Exercise details:
Determine the number of lines in these entries that hold the word "enabled". Give the number and nothing more.

Entries taken from a collection
** Begin **
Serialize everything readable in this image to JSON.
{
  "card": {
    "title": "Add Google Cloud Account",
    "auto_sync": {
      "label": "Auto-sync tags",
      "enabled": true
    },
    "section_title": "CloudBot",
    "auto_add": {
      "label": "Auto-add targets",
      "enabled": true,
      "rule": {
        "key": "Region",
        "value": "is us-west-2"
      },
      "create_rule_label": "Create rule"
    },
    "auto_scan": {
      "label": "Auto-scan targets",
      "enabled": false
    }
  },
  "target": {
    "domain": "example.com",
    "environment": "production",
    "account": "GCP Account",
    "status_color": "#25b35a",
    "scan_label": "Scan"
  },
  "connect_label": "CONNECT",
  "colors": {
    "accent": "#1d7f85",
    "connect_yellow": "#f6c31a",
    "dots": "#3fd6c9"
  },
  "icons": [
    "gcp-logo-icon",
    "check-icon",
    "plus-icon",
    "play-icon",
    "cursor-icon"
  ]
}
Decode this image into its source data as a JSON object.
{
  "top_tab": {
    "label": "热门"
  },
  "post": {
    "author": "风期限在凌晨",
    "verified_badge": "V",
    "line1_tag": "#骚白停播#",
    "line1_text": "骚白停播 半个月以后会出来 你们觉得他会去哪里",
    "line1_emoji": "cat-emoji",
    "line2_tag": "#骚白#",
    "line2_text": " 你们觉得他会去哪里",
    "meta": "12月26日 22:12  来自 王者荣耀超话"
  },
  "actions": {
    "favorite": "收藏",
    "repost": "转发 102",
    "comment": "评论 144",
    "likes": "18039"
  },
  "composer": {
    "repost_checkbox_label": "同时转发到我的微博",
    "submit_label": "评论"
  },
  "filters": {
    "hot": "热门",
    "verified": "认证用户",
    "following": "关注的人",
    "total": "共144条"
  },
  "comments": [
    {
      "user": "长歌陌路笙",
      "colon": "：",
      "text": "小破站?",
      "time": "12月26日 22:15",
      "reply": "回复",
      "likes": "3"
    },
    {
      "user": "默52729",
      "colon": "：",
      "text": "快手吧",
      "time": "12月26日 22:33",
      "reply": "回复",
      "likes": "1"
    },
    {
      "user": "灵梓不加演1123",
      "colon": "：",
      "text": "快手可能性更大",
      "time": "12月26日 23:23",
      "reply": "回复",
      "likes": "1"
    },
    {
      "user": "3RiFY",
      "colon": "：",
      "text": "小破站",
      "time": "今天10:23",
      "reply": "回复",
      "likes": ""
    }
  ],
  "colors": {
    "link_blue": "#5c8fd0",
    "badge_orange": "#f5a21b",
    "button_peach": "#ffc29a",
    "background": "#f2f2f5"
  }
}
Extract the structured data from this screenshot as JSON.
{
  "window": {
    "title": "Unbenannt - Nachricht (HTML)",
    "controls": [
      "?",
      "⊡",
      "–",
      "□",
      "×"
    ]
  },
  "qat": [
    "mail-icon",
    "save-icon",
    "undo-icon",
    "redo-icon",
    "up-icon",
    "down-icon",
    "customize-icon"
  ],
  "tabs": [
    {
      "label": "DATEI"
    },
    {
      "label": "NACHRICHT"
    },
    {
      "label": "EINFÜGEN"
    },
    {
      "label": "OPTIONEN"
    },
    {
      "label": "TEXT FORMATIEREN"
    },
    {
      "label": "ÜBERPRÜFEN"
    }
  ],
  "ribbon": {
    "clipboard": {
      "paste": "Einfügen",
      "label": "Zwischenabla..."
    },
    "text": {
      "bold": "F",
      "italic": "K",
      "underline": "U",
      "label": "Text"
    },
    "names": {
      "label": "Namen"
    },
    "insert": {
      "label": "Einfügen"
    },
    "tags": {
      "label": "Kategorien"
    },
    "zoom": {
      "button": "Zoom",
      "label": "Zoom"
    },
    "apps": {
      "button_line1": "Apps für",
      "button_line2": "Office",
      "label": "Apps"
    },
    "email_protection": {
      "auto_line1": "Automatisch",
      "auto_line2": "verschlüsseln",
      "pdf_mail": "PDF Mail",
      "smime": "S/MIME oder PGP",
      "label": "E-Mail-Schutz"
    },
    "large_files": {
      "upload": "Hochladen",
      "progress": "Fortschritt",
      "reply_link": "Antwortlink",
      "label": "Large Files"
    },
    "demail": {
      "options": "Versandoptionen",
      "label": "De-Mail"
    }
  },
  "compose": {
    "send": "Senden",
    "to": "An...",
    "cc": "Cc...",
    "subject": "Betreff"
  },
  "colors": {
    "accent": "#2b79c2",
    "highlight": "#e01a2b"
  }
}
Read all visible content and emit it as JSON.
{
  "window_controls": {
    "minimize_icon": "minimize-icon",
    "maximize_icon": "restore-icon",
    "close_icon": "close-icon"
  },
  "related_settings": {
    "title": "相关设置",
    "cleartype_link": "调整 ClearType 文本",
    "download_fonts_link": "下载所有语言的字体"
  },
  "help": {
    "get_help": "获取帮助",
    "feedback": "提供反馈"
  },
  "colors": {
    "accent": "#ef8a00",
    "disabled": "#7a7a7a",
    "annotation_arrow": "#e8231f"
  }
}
** End **
Response:
3